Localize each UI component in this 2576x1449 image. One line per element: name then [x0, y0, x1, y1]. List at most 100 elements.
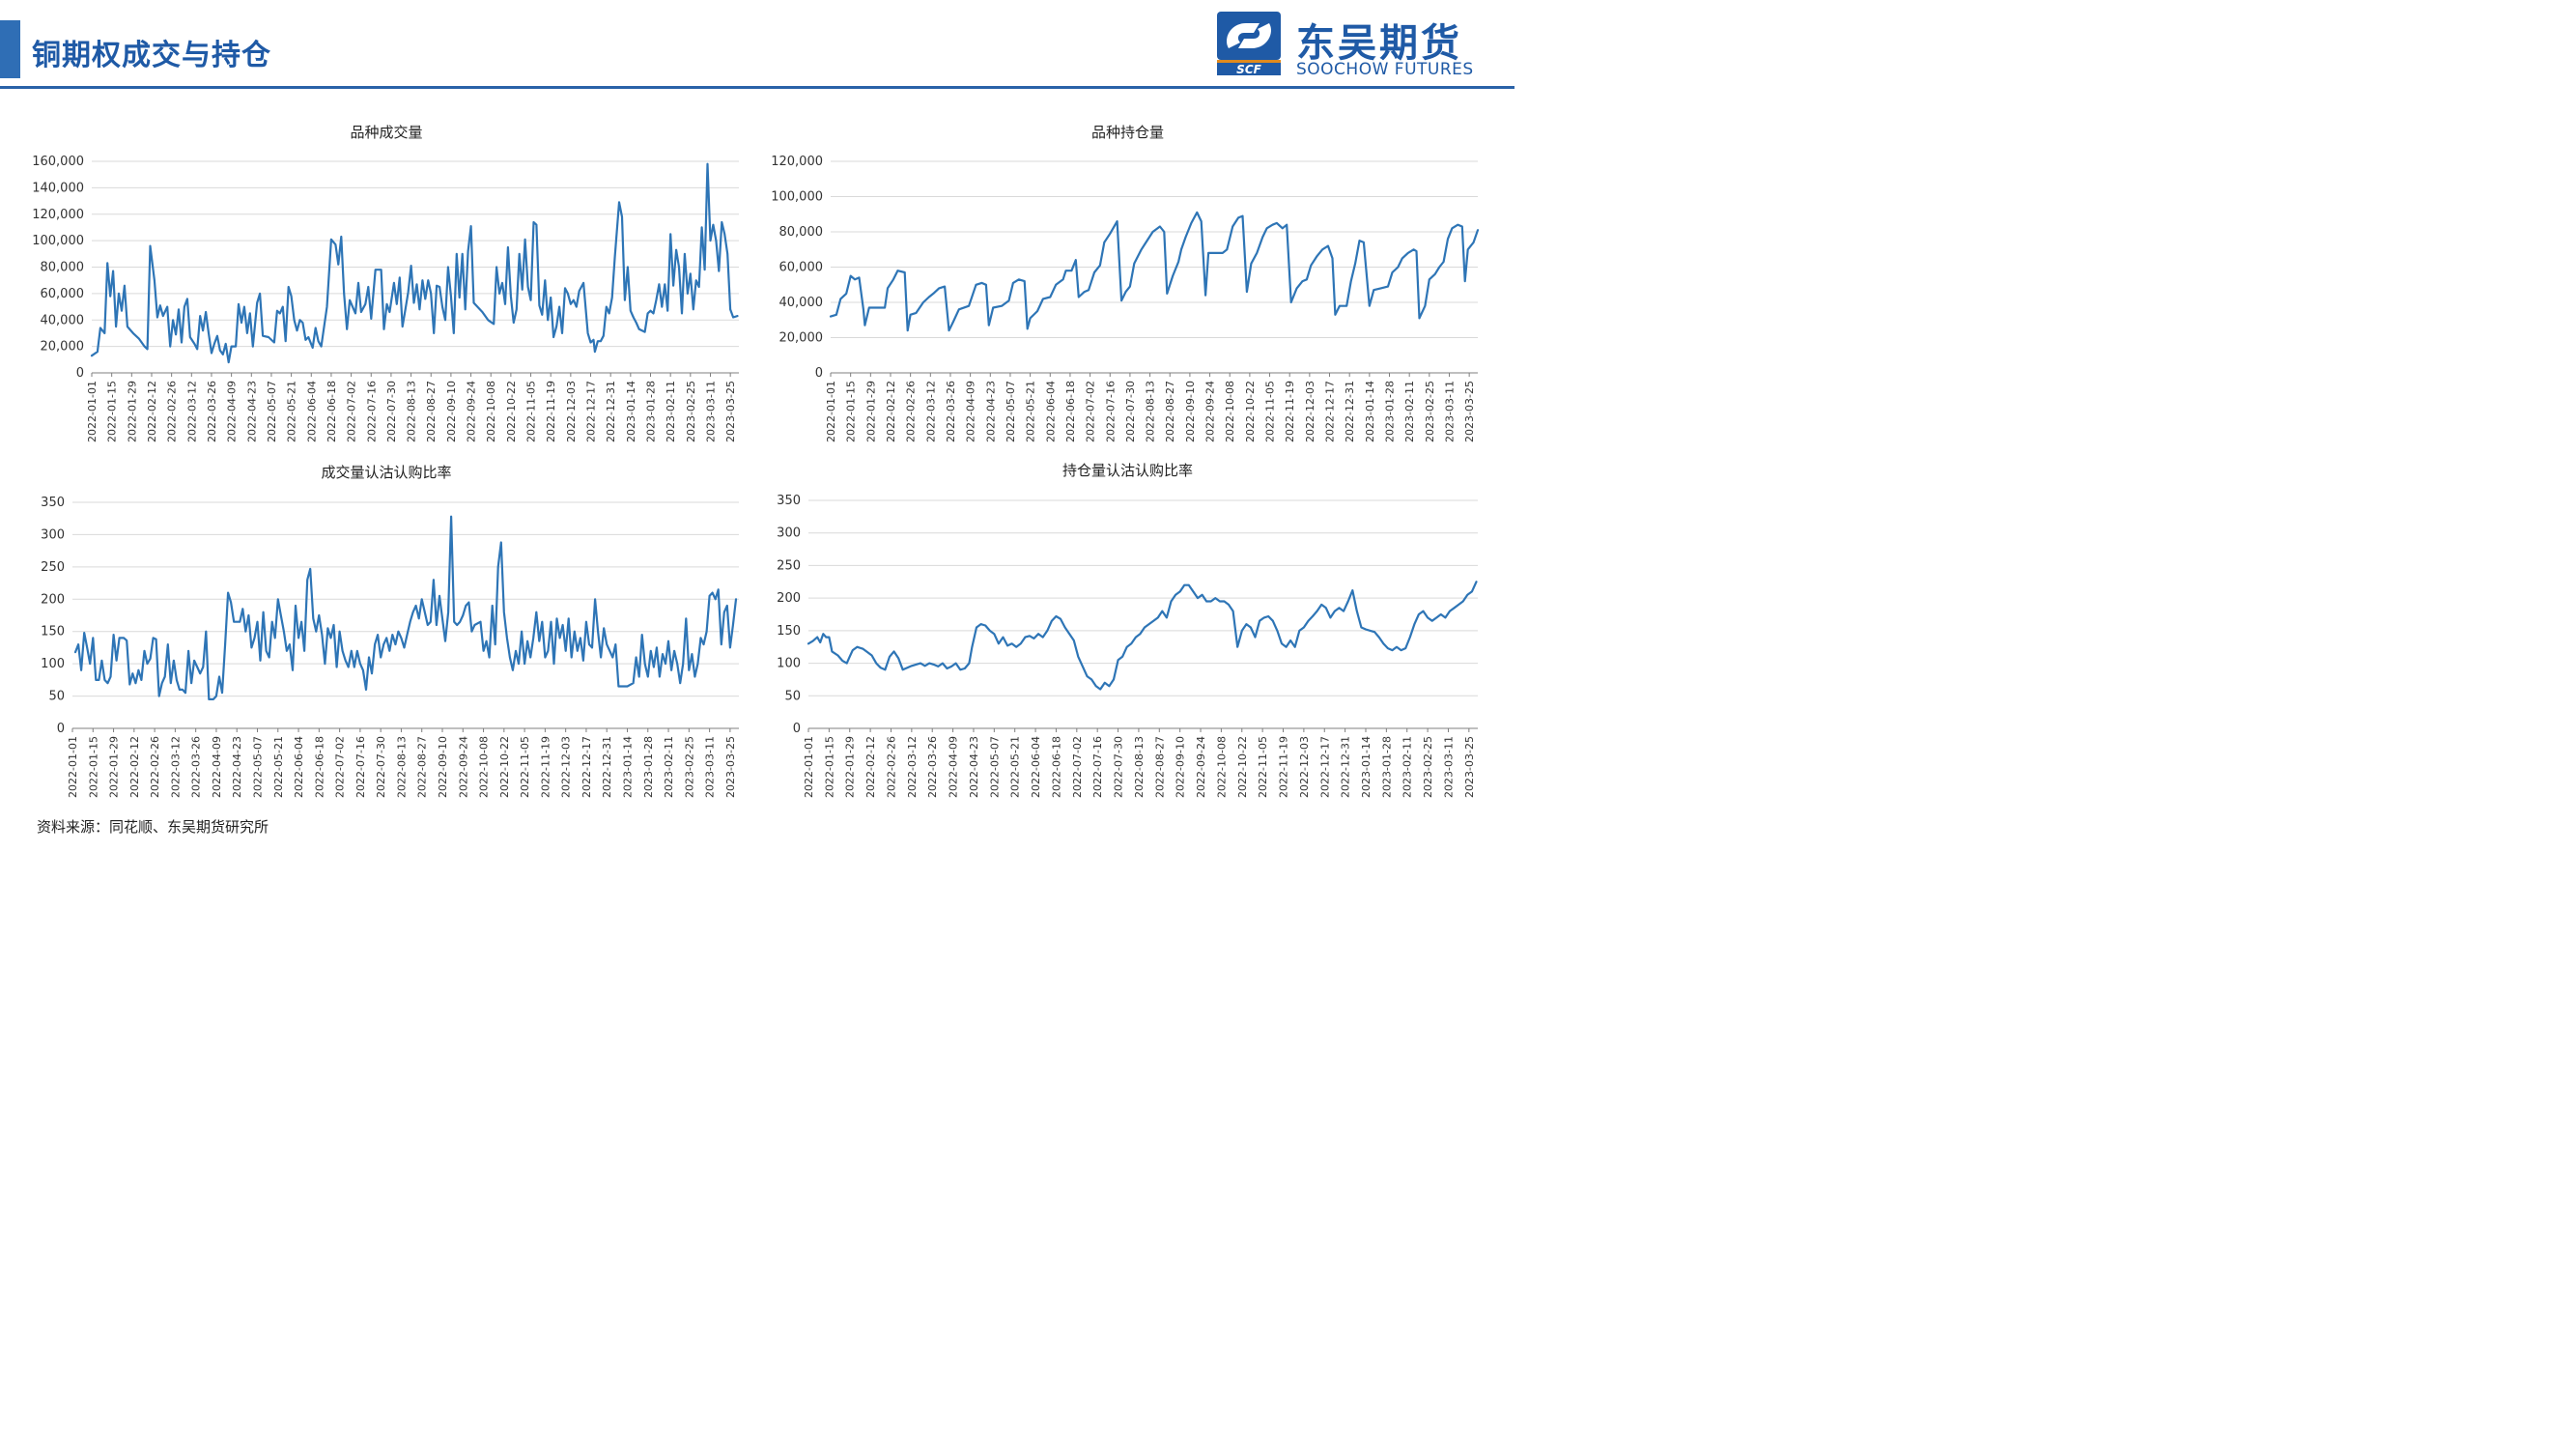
x-tick-label: 2022-01-29 [126, 381, 138, 442]
x-tick-label: 2022-12-17 [1318, 736, 1331, 798]
x-tick-label: 2023-01-28 [1380, 736, 1393, 798]
x-tick-label: 2022-04-09 [226, 381, 239, 442]
x-tick-label: 2022-07-02 [334, 736, 347, 798]
y-tick-label: 0 [57, 722, 65, 736]
y-tick-label: 350 [777, 494, 801, 508]
oi-ratio-chart-panel: 持仓量认沽认购比率 0 50 100 150 200 250 300 350 2022-01-0… [758, 452, 1497, 800]
x-tick-label: 2022-06-18 [1050, 736, 1062, 798]
x-tick-label: 2022-04-09 [965, 381, 977, 442]
x-tick-label: 2022-07-30 [385, 381, 398, 442]
x-tick-label: 2022-08-27 [1164, 381, 1176, 442]
x-tick-label: 2022-03-12 [185, 381, 198, 442]
x-tick-label: 2023-02-11 [1403, 381, 1416, 442]
x-tick-label: 2023-01-14 [621, 736, 634, 798]
x-tick-label: 2022-10-22 [498, 736, 511, 798]
y-tick-label: 0 [76, 366, 84, 381]
x-tick-label: 2022-03-12 [906, 736, 919, 798]
x-tick-label: 2022-07-30 [1113, 736, 1125, 798]
x-tick-label: 2022-07-02 [346, 381, 358, 442]
y-tick-label: 60,000 [41, 287, 85, 301]
x-tick-label: 2022-12-03 [560, 736, 573, 798]
y-tick-label: 20,000 [41, 340, 85, 355]
x-tick-label: 2022-05-21 [286, 381, 298, 442]
x-tick-label: 2022-07-16 [1091, 736, 1104, 798]
volume-chart-panel: 品种成交量 0 20,000 40,000 60,000 80,000 100,000 12… [19, 114, 753, 442]
x-tick-label: 2022-04-23 [231, 736, 243, 798]
x-tick-label: 2022-09-10 [437, 736, 449, 798]
x-tick-label: 2022-01-01 [825, 381, 837, 442]
y-tick-label: 250 [41, 560, 65, 575]
x-tick-label: 2022-12-31 [1344, 381, 1356, 442]
x-tick-label: 2022-03-26 [926, 736, 939, 798]
y-tick-label: 300 [41, 527, 65, 542]
x-tick-label: 2022-02-26 [885, 736, 897, 798]
volume-ratio-chart-panel: 成交量认沽认购比率 0 50 100 150 200 250 300 350 2022-01-0… [19, 452, 753, 800]
x-tick-label: 2023-03-11 [704, 736, 717, 798]
y-tick-label: 200 [777, 591, 801, 606]
x-tick-label: 2022-04-23 [984, 381, 997, 442]
y-tick-label: 120,000 [771, 155, 823, 169]
scf-logo-icon: SCF [1217, 12, 1281, 76]
y-tick-label: 200 [41, 592, 65, 607]
x-tick-label: 2023-03-11 [704, 381, 717, 442]
x-tick-label: 2022-06-04 [293, 736, 305, 798]
y-tick-label: 100,000 [32, 234, 84, 248]
x-tick-label: 2022-10-08 [478, 736, 491, 798]
x-tick-label: 2023-02-11 [665, 381, 677, 442]
x-tick-label: 2022-01-15 [845, 381, 858, 442]
x-tick-label: 2022-02-12 [885, 381, 897, 442]
volume-chart: 0 20,000 40,000 60,000 80,000 100,000 120,000 1… [32, 155, 739, 442]
x-tick-label: 2023-02-25 [685, 381, 697, 442]
x-tick-label: 2023-01-28 [645, 381, 658, 442]
x-tick-label: 2022-02-12 [128, 736, 141, 798]
y-tick-label: 100,000 [771, 190, 823, 205]
x-tick-label: 2023-03-25 [1463, 736, 1476, 798]
y-tick-label: 120,000 [32, 208, 84, 222]
x-tick-label: 2022-11-05 [519, 736, 531, 798]
x-tick-label: 2022-07-16 [1104, 381, 1117, 442]
x-tick-label: 2022-08-27 [425, 381, 438, 442]
x-tick-label: 2022-12-03 [1298, 736, 1311, 798]
x-tick-label: 2022-08-27 [416, 736, 429, 798]
x-tick-label: 2022-10-22 [1236, 736, 1249, 798]
x-tick-label: 2022-07-30 [1124, 381, 1137, 442]
x-tick-label: 2023-02-11 [1401, 736, 1414, 798]
x-tick-label: 2022-05-07 [1005, 381, 1017, 442]
y-tick-label: 50 [48, 690, 65, 704]
logo-english-name: SOOCHOW FUTURES [1296, 60, 1474, 79]
x-tick-label: 2023-03-25 [724, 736, 737, 798]
x-tick-label: 2022-12-03 [565, 381, 578, 442]
x-tick-label: 2022-07-02 [1085, 381, 1097, 442]
x-tick-label: 2022-11-05 [1257, 736, 1269, 798]
x-tick-label: 2022-03-26 [945, 381, 957, 442]
open-interest-chart-panel: 品种持仓量 0 20,000 40,000 60,000 80,000 100,000 12… [758, 114, 1497, 442]
oi-put-call-ratio-chart: 0 50 100 150 200 250 300 350 2022-01-01 2022-01-1… [777, 494, 1478, 798]
chart-title: 持仓量认沽认购比率 [1062, 462, 1193, 479]
header-divider [0, 86, 1514, 89]
x-tick-label: 2022-08-13 [406, 381, 418, 442]
x-tick-label: 2022-12-31 [601, 736, 613, 798]
x-tick-label: 2023-01-14 [1360, 736, 1373, 798]
x-tick-label: 2023-02-25 [1422, 736, 1434, 798]
y-tick-label: 40,000 [779, 296, 824, 310]
x-tick-label: 2022-06-04 [1030, 736, 1042, 798]
x-tick-label: 2023-03-11 [1442, 736, 1455, 798]
x-tick-label: 2022-05-07 [988, 736, 1001, 798]
y-tick-label: 0 [815, 366, 823, 381]
x-tick-label: 2022-03-26 [190, 736, 203, 798]
y-tick-label: 160,000 [32, 155, 84, 169]
x-tick-label: 2022-10-22 [1244, 381, 1257, 442]
x-tick-label: 2022-11-19 [1278, 736, 1290, 798]
y-tick-label: 100 [41, 657, 65, 671]
x-tick-label: 2022-02-26 [149, 736, 161, 798]
chart-title: 成交量认沽认购比率 [321, 464, 452, 481]
x-tick-label: 2022-01-01 [67, 736, 79, 798]
x-tick-label: 2022-09-24 [457, 736, 469, 798]
x-tick-label: 2022-01-15 [823, 736, 835, 798]
x-tick-label: 2022-07-02 [1071, 736, 1084, 798]
series-line [73, 515, 738, 700]
brand-logo: SCF 东吴期货 SOOCHOW FUTURES [1215, 10, 1510, 79]
x-tick-label: 2022-06-04 [1044, 381, 1057, 442]
x-tick-label: 2022-12-17 [580, 736, 593, 798]
logo-mark-text: SCF [1236, 63, 1261, 76]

**Instructions for the task:** Render every line of the records above as a numbered list, skipping blank lines and leaving out the pictures.

**Answer below:**
1. Localize each UI component in this 2576x1449 image. One line per element: name then [x0, y0, x1, y1]. List at most 100 elements.
2. x-tick-label: 2022-01-29 [126, 381, 138, 442]
3. x-tick-label: 2022-12-17 [1318, 736, 1331, 798]
4. x-tick-label: 2023-01-28 [1380, 736, 1393, 798]
5. x-tick-label: 2022-04-09 [226, 381, 239, 442]
6. x-tick-label: 2022-07-02 [334, 736, 347, 798]
7. y-tick-label: 0 [57, 722, 65, 736]
8. y-tick-label: 350 [777, 494, 801, 508]
9. oi-ratio-chart-panel: 持仓量认沽认购比率 0 50 100 150 200 250 300 350 2022-01-0… [758, 452, 1497, 800]
10. x-tick-label: 2022-06-18 [1050, 736, 1062, 798]
11. x-tick-label: 2022-04-09 [965, 381, 977, 442]
12. x-tick-label: 2022-07-30 [385, 381, 398, 442]
13. x-tick-label: 2022-08-27 [1164, 381, 1176, 442]
14. x-tick-label: 2022-03-12 [185, 381, 198, 442]
15. x-tick-label: 2023-02-11 [1403, 381, 1416, 442]
16. x-tick-label: 2023-01-14 [621, 736, 634, 798]
17. x-tick-label: 2022-10-22 [498, 736, 511, 798]
18. y-tick-label: 0 [76, 366, 84, 381]
19. x-tick-label: 2022-03-12 [906, 736, 919, 798]
20. x-tick-label: 2022-07-30 [1113, 736, 1125, 798]
21. x-tick-label: 2022-07-02 [346, 381, 358, 442]
22. y-tick-label: 60,000 [41, 287, 85, 301]
23. x-tick-label: 2022-12-03 [560, 736, 573, 798]
24. y-tick-label: 20,000 [41, 340, 85, 355]
25. x-tick-label: 2022-05-21 [286, 381, 298, 442]
26. x-tick-label: 2022-07-16 [1091, 736, 1104, 798]
27. volume-chart-panel: 品种成交量 0 20,000 40,000 60,000 80,000 100,000 12… [19, 114, 753, 442]
28. x-tick-label: 2022-04-23 [231, 736, 243, 798]
29. x-tick-label: 2022-09-10 [437, 736, 449, 798]
30. x-tick-label: 2022-01-01 [825, 381, 837, 442]
31. y-tick-label: 250 [41, 560, 65, 575]
32. x-tick-label: 2022-12-31 [1344, 381, 1356, 442]
33. x-tick-label: 2022-03-26 [926, 736, 939, 798]
34. y-tick-label: 300 [41, 527, 65, 542]
35. x-tick-label: 2022-02-26 [885, 736, 897, 798]
36. volume-ratio-chart-panel: 成交量认沽认购比率 0 50 100 150 200 250 300 350 2022-01-0… [19, 452, 753, 800]
37. x-tick-label: 2023-03-11 [704, 736, 717, 798]
38. y-tick-label: 200 [777, 591, 801, 606]
39. x-tick-label: 2022-04-23 [984, 381, 997, 442]
40. y-tick-label: 120,000 [771, 155, 823, 169]
41. scf-logo-icon: SCF [1217, 12, 1281, 76]
42. y-tick-label: 200 [41, 592, 65, 607]
43. x-tick-label: 2023-03-11 [704, 381, 717, 442]
44. x-tick-label: 2022-06-04 [293, 736, 305, 798]
45. y-tick-label: 100,000 [32, 234, 84, 248]
46. x-tick-label: 2022-10-08 [478, 736, 491, 798]
47. x-tick-label: 2023-02-11 [665, 381, 677, 442]
48. x-tick-label: 2022-01-15 [845, 381, 858, 442]
49. x-tick-label: 2022-02-12 [885, 381, 897, 442]
50. volume-chart: 0 20,000 40,000 60,000 80,000 100,000 120,000 1… [32, 155, 739, 442]
51. x-tick-label: 2023-02-25 [685, 381, 697, 442]
52. x-tick-label: 2023-01-28 [645, 381, 658, 442]
53. x-tick-label: 2022-02-12 [128, 736, 141, 798]
54. y-tick-label: 100,000 [771, 190, 823, 205]
55. x-tick-label: 2023-03-25 [1463, 736, 1476, 798]
56. y-tick-label: 120,000 [32, 208, 84, 222]
57. x-tick-label: 2022-11-05 [519, 736, 531, 798]
58. x-tick-label: 2022-07-16 [1104, 381, 1117, 442]
59. x-tick-label: 2022-08-27 [425, 381, 438, 442]
60. x-tick-label: 2022-12-03 [1298, 736, 1311, 798]
61. x-tick-label: 2022-08-27 [416, 736, 429, 798]
62. x-tick-label: 2022-10-22 [1236, 736, 1249, 798]
63. x-tick-label: 2022-07-30 [1124, 381, 1137, 442]
64. x-tick-label: 2023-02-11 [1401, 736, 1414, 798]
65. x-tick-label: 2022-05-07 [1005, 381, 1017, 442]
66. y-tick-label: 50 [48, 690, 65, 704]
67. logo-english-name: SOOCHOW FUTURES [1296, 60, 1474, 79]
68. x-tick-label: 2023-03-25 [724, 736, 737, 798]
69. x-tick-label: 2022-12-03 [565, 381, 578, 442]
70. x-tick-label: 2022-07-02 [1085, 381, 1097, 442]
71. x-tick-label: 2022-11-05 [1257, 736, 1269, 798]
72. x-tick-label: 2022-03-26 [945, 381, 957, 442]
73. open-interest-chart-panel: 品种持仓量 0 20,000 40,000 60,000 80,000 100,000 12… [758, 114, 1497, 442]
74. oi-put-call-ratio-chart: 0 50 100 150 200 250 300 350 2022-01-01 2022-01-1… [777, 494, 1478, 798]
75. chart-title: 持仓量认沽认购比率 [1062, 462, 1193, 479]
76. header-divider [0, 86, 1514, 89]
77. x-tick-label: 2022-08-13 [406, 381, 418, 442]
78. x-tick-label: 2022-12-31 [601, 736, 613, 798]
79. x-tick-label: 2023-01-14 [1360, 736, 1373, 798]
80. x-tick-label: 2023-02-25 [1422, 736, 1434, 798]
81. y-tick-label: 40,000 [779, 296, 824, 310]
82. x-tick-label: 2022-06-04 [1030, 736, 1042, 798]
83. x-tick-label: 2023-03-11 [1442, 736, 1455, 798]
84. x-tick-label: 2022-05-07 [988, 736, 1001, 798]
85. y-tick-label: 0 [815, 366, 823, 381]
86. x-tick-label: 2022-03-26 [190, 736, 203, 798]
87. y-tick-label: 160,000 [32, 155, 84, 169]
88. x-tick-label: 2022-10-22 [1244, 381, 1257, 442]
89. x-tick-label: 2022-11-19 [1278, 736, 1290, 798]
90. y-tick-label: 100 [41, 657, 65, 671]
91. x-tick-label: 2022-02-26 [149, 736, 161, 798]
92. chart-title: 成交量认沽认购比率 [321, 464, 452, 481]
93. x-tick-label: 2022-01-01 [67, 736, 79, 798]
94. x-tick-label: 2022-09-24 [457, 736, 469, 798]
95. x-tick-label: 2022-01-15 [823, 736, 835, 798]
96. x-tick-label: 2022-07-02 [1071, 736, 1084, 798]
97. series-line [73, 515, 738, 700]
98. brand-logo: SCF 东吴期货 SOOCHOW FUTURES [1215, 10, 1510, 79]
99. x-tick-label: 2022-06-04 [1044, 381, 1057, 442]
100. x-tick-label: 2022-12-17 [580, 736, 593, 798]
101. logo-mark-text: SCF [1236, 63, 1261, 76]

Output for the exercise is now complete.